**Stated exercise:** Retype each record shown below, leaving every character as it is.

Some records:
|---|

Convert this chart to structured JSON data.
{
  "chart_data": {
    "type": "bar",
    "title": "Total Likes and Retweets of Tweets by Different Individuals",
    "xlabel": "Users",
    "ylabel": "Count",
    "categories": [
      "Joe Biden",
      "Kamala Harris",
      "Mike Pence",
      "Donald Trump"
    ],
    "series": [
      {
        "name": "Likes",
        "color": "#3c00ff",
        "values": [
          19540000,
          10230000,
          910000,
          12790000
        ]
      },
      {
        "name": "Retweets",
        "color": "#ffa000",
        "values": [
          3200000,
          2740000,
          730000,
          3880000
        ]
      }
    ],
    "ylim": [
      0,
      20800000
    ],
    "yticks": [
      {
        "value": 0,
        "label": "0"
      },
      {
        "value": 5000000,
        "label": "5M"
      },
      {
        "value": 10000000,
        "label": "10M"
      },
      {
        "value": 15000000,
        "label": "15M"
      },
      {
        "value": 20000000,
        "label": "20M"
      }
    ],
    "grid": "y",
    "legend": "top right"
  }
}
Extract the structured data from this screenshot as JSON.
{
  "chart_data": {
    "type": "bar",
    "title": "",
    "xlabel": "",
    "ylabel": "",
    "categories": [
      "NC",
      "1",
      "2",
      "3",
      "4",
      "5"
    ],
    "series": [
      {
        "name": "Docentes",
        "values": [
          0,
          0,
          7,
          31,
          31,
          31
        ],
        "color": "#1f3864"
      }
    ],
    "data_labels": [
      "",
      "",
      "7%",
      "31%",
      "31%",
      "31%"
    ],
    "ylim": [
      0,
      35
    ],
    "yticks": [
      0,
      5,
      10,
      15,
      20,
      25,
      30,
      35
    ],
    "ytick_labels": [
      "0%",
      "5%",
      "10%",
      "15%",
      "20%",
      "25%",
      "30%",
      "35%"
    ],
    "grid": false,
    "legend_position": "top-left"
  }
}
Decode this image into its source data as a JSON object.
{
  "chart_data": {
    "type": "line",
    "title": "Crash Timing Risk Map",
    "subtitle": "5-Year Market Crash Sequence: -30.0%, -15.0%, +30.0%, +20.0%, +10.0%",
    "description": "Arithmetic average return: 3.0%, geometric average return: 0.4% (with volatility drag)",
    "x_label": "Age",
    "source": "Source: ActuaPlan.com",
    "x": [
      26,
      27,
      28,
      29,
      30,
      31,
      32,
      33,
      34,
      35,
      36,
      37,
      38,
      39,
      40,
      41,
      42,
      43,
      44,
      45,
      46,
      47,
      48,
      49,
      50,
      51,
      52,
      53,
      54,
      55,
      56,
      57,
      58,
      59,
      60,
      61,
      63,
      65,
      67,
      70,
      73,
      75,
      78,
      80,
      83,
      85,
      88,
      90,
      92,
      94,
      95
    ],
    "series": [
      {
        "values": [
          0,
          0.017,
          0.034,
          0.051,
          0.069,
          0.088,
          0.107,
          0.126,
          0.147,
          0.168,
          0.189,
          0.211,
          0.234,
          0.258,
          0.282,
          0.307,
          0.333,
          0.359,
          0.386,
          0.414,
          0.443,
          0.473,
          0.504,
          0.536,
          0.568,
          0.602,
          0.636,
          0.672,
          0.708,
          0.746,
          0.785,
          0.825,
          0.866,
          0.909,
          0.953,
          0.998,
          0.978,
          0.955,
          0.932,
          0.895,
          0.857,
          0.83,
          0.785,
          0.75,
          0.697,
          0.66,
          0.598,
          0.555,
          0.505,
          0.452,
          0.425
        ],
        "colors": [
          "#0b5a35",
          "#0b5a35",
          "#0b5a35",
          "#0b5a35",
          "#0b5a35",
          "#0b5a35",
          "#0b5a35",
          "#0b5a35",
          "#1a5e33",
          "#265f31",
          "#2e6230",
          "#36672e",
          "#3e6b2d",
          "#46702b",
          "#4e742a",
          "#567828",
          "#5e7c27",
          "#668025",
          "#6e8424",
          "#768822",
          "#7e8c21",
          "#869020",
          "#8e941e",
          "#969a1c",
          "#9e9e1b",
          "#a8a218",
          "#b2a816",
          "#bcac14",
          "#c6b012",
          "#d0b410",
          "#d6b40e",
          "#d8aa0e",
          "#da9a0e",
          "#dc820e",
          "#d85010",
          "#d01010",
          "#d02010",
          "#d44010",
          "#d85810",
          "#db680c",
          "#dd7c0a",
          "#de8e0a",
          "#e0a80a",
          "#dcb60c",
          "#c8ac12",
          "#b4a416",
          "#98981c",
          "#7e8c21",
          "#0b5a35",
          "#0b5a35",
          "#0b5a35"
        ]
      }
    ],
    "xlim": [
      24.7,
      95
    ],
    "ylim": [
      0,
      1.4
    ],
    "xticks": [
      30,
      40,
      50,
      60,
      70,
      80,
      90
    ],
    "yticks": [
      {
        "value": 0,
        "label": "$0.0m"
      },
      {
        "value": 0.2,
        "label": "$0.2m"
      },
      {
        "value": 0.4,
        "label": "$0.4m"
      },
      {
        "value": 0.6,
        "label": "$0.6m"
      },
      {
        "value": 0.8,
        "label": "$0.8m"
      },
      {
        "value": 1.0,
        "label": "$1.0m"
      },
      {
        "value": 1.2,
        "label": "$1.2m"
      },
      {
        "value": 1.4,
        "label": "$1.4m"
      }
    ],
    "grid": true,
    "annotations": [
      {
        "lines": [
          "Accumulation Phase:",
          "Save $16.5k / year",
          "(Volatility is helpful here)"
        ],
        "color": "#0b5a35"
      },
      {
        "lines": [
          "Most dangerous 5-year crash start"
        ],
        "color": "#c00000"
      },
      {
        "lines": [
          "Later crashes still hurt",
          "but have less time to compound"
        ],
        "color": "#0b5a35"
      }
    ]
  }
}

|---|

**Answer to the exercise:**
Convert this chart to structured JSON data.
{
  "chart_data": {
    "type": "bar",
    "title": "Total Likes and Retweets of Tweets by Different Individuals",
    "xlabel": "Users",
    "ylabel": "Count",
    "categories": [
      "Joe Biden",
      "Kamala Harris",
      "Mike Pence",
      "Donald Trump"
    ],
    "series": [
      {
        "name": "Likes",
        "color": "#3c00ff",
        "values": [
          19540000,
          10230000,
          910000,
          12790000
        ]
      },
      {
        "name": "Retweets",
        "color": "#ffa000",
        "values": [
          3200000,
          2740000,
          730000,
          3880000
        ]
      }
    ],
    "ylim": [
      0,
      20800000
    ],
    "yticks": [
      {
        "value": 0,
        "label": "0"
      },
      {
        "value": 5000000,
        "label": "5M"
      },
      {
        "value": 10000000,
        "label": "10M"
      },
      {
        "value": 15000000,
        "label": "15M"
      },
      {
        "value": 20000000,
        "label": "20M"
      }
    ],
    "grid": "y",
    "legend": "top right"
  }
}
Extract the structured data from this screenshot as JSON.
{
  "chart_data": {
    "type": "bar",
    "title": "",
    "xlabel": "",
    "ylabel": "",
    "categories": [
      "NC",
      "1",
      "2",
      "3",
      "4",
      "5"
    ],
    "series": [
      {
        "name": "Docentes",
        "values": [
          0,
          0,
          7,
          31,
          31,
          31
        ],
        "color": "#1f3864"
      }
    ],
    "data_labels": [
      "",
      "",
      "7%",
      "31%",
      "31%",
      "31%"
    ],
    "ylim": [
      0,
      35
    ],
    "yticks": [
      0,
      5,
      10,
      15,
      20,
      25,
      30,
      35
    ],
    "ytick_labels": [
      "0%",
      "5%",
      "10%",
      "15%",
      "20%",
      "25%",
      "30%",
      "35%"
    ],
    "grid": false,
    "legend_position": "top-left"
  }
}
Decode this image into its source data as a JSON object.
{
  "chart_data": {
    "type": "line",
    "title": "Crash Timing Risk Map",
    "subtitle": "5-Year Market Crash Sequence: -30.0%, -15.0%, +30.0%, +20.0%, +10.0%",
    "description": "Arithmetic average return: 3.0%, geometric average return: 0.4% (with volatility drag)",
    "x_label": "Age",
    "source": "Source: ActuaPlan.com",
    "x": [
      26,
      27,
      28,
      29,
      30,
      31,
      32,
      33,
      34,
      35,
      36,
      37,
      38,
      39,
      40,
      41,
      42,
      43,
      44,
      45,
      46,
      47,
      48,
      49,
      50,
      51,
      52,
      53,
      54,
      55,
      56,
      57,
      58,
      59,
      60,
      61,
      63,
      65,
      67,
      70,
      73,
      75,
      78,
      80,
      83,
      85,
      88,
      90,
      92,
      94,
      95
    ],
    "series": [
      {
        "values": [
          0,
          0.017,
          0.034,
          0.051,
          0.069,
          0.088,
          0.107,
          0.126,
          0.147,
          0.168,
          0.189,
          0.211,
          0.234,
          0.258,
          0.282,
          0.307,
          0.333,
          0.359,
          0.386,
          0.414,
          0.443,
          0.473,
          0.504,
          0.536,
          0.568,
          0.602,
          0.636,
          0.672,
          0.708,
          0.746,
          0.785,
          0.825,
          0.866,
          0.909,
          0.953,
          0.998,
          0.978,
          0.955,
          0.932,
          0.895,
          0.857,
          0.83,
          0.785,
          0.75,
          0.697,
          0.66,
          0.598,
          0.555,
          0.505,
          0.452,
          0.425
        ],
        "colors": [
          "#0b5a35",
          "#0b5a35",
          "#0b5a35",
          "#0b5a35",
          "#0b5a35",
          "#0b5a35",
          "#0b5a35",
          "#0b5a35",
          "#1a5e33",
          "#265f31",
          "#2e6230",
          "#36672e",
          "#3e6b2d",
          "#46702b",
          "#4e742a",
          "#567828",
          "#5e7c27",
          "#668025",
          "#6e8424",
          "#768822",
          "#7e8c21",
          "#869020",
          "#8e941e",
          "#969a1c",
          "#9e9e1b",
          "#a8a218",
          "#b2a816",
          "#bcac14",
          "#c6b012",
          "#d0b410",
          "#d6b40e",
          "#d8aa0e",
          "#da9a0e",
          "#dc820e",
          "#d85010",
          "#d01010",
          "#d02010",
          "#d44010",
          "#d85810",
          "#db680c",
          "#dd7c0a",
          "#de8e0a",
          "#e0a80a",
          "#dcb60c",
          "#c8ac12",
          "#b4a416",
          "#98981c",
          "#7e8c21",
          "#0b5a35",
          "#0b5a35",
          "#0b5a35"
        ]
      }
    ],
    "xlim": [
      24.7,
      95
    ],
    "ylim": [
      0,
      1.4
    ],
    "xticks": [
      30,
      40,
      50,
      60,
      70,
      80,
      90
    ],
    "yticks": [
      {
        "value": 0,
        "label": "$0.0m"
      },
      {
        "value": 0.2,
        "label": "$0.2m"
      },
      {
        "value": 0.4,
        "label": "$0.4m"
      },
      {
        "value": 0.6,
        "label": "$0.6m"
      },
      {
        "value": 0.8,
        "label": "$0.8m"
      },
      {
        "value": 1.0,
        "label": "$1.0m"
      },
      {
        "value": 1.2,
        "label": "$1.2m"
      },
      {
        "value": 1.4,
        "label": "$1.4m"
      }
    ],
    "grid": true,
    "annotations": [
      {
        "lines": [
          "Accumulation Phase:",
          "Save $16.5k / year",
          "(Volatility is helpful here)"
        ],
        "color": "#0b5a35"
      },
      {
        "lines": [
          "Most dangerous 5-year crash start"
        ],
        "color": "#c00000"
      },
      {
        "lines": [
          "Later crashes still hurt",
          "but have less time to compound"
        ],
        "color": "#0b5a35"
      }
    ]
  }
}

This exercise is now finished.